Extrait:
---

Anomalie des zones profondes du cerveau – Laure Limongi
Grasset, 2015, 208
pages
« Ça commence comme un orage. »
Voilà un livre singulier et pas seulement
pour son sujet annoncé, l’algie vasculaire de la face, autrement dit une super
migraine, la « migraine du suicide » même, tellement ça vous fiche en
l’air. Pourtant, Anomalie des zones
profondes du cerveau est très loin du roman geignard et déprimant ; au
contraire, il est animé d’une force vitale étonnante.
« Il s’agit de vivre la maladie comme une
aventure… »
Ce roman
est en effet une aventure aussi bien
sur le fond que sur la forme, une épopée inédite qui enchante et transporte en
dépit d’un sujet douloureux.
Bien sûr l’auteur
évoque les questions communes autour de la maladie, une maladie qui plus est « invisible »

---

Consigne 1: Recopiez l'extrait sur le roman de Laure Limongi entre « Anomalie des zones profondes » et « force vitale étonnante. », ces deux passages compris.
Consigne 2: Poursuivez l'extrait sur le roman de Laure Limongi à partir de l'endroit où il s'arrête.
La liste qui suit provient d'une autre source.

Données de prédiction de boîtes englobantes
---

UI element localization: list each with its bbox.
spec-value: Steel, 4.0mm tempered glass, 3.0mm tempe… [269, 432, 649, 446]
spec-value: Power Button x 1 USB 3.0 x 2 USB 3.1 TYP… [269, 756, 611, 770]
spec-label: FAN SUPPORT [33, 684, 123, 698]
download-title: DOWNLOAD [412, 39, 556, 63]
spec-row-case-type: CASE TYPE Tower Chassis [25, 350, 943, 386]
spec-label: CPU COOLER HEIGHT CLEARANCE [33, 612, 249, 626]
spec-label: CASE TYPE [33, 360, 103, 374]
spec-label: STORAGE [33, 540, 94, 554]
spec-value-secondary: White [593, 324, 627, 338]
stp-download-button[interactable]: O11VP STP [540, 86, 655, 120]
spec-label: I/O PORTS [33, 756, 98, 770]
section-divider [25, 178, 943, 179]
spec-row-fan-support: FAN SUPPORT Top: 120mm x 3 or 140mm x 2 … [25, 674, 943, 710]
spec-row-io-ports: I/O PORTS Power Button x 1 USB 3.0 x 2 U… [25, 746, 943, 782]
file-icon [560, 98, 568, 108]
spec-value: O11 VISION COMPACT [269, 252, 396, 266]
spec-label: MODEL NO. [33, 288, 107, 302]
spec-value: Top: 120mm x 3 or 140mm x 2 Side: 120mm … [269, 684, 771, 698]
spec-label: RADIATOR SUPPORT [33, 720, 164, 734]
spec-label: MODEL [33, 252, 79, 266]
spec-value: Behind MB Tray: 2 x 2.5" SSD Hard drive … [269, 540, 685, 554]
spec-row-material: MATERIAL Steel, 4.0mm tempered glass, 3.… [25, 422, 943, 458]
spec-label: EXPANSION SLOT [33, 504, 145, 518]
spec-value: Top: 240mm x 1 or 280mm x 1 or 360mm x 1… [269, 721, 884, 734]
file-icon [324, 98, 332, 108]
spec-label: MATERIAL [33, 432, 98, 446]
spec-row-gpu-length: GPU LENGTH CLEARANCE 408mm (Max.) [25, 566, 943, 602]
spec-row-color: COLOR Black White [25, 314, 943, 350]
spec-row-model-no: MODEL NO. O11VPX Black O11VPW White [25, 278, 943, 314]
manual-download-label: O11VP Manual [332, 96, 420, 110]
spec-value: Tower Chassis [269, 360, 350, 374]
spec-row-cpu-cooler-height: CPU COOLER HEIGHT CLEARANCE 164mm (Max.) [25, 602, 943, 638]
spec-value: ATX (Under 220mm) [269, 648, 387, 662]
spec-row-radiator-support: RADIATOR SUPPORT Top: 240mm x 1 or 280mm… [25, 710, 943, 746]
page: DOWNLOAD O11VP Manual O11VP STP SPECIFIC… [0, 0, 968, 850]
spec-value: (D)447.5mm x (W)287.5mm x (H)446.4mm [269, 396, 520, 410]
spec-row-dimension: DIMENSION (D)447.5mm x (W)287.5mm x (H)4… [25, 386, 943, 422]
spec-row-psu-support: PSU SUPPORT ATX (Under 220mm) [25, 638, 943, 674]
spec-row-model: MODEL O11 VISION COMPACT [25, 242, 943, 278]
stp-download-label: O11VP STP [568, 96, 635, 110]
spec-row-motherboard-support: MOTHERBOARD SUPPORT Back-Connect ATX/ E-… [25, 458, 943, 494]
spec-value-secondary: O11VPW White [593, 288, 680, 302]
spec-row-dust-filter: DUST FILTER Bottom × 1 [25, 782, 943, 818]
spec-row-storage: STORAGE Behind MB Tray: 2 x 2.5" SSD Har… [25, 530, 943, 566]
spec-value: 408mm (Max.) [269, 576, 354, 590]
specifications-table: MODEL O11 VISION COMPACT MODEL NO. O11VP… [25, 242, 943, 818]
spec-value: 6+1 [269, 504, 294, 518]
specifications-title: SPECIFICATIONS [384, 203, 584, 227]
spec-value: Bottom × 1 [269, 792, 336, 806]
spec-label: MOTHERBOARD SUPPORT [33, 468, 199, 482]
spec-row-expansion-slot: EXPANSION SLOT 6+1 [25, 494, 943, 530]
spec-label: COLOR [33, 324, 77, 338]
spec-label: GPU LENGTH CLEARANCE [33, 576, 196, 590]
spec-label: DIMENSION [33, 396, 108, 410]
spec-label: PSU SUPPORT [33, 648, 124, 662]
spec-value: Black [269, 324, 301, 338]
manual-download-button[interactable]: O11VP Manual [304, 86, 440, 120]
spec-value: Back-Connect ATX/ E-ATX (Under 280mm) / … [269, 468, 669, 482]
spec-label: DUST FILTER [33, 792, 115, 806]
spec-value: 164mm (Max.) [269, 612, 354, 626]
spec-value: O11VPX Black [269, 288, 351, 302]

---

Espace réponse 1:
Anomalie des zones profondes du cerveau – Laure Limongi
Grasset, 2015, 208
pages
« Ça commence comme un orage. »
Voilà un livre singulier et pas seulement
pour son sujet annoncé, l’algie vasculaire de la face, autrement dit une super
migraine, la « migraine du suicide » même, tellement ça vous fiche en
l’air. Pourtant, Anomalie des zones
profondes du cerveau est très loin du roman geignard et déprimant ; au
contraire, il est animé d’une force vitale étonnante.

Espace réponse 2:
pour les autres qui ne comprennent pas, pensent que vous exagérez, vous
conseillent de prendre un antalgique quelconque et de passer à autre chose.
« se cartographier comme un continent tout
juste découvert. »
Mais Laure
Limongi dépasse cette approche restreinte et nous propose une exploration originale qui, à partir d’une maladie peu
commune, digresse progressivement comme on fait des arpèges Les récits s’entremêlent,
dessinent une cartographie de l’humain soumis à la violence, celle de la maladie
certes mais pas seulement, la violence des traitements, de la médecine sans
imagination, celle que l’on fait à ceux qui sont différents quoi que désigne ce
terme, celle des hommes qui s’arrogent une supériorité sur le reste de la création
(qui n’est pourtant pas leur fait). L’humain jusqu’aux origines. C’est tout
sauf nombriliste.
« … se réapproprier son corps dans sa
magnifique imperfection. Et si, à la suite d’un Montaigne, nous redéfinissions
la santé comme acceptation souveraine de la maladie ? »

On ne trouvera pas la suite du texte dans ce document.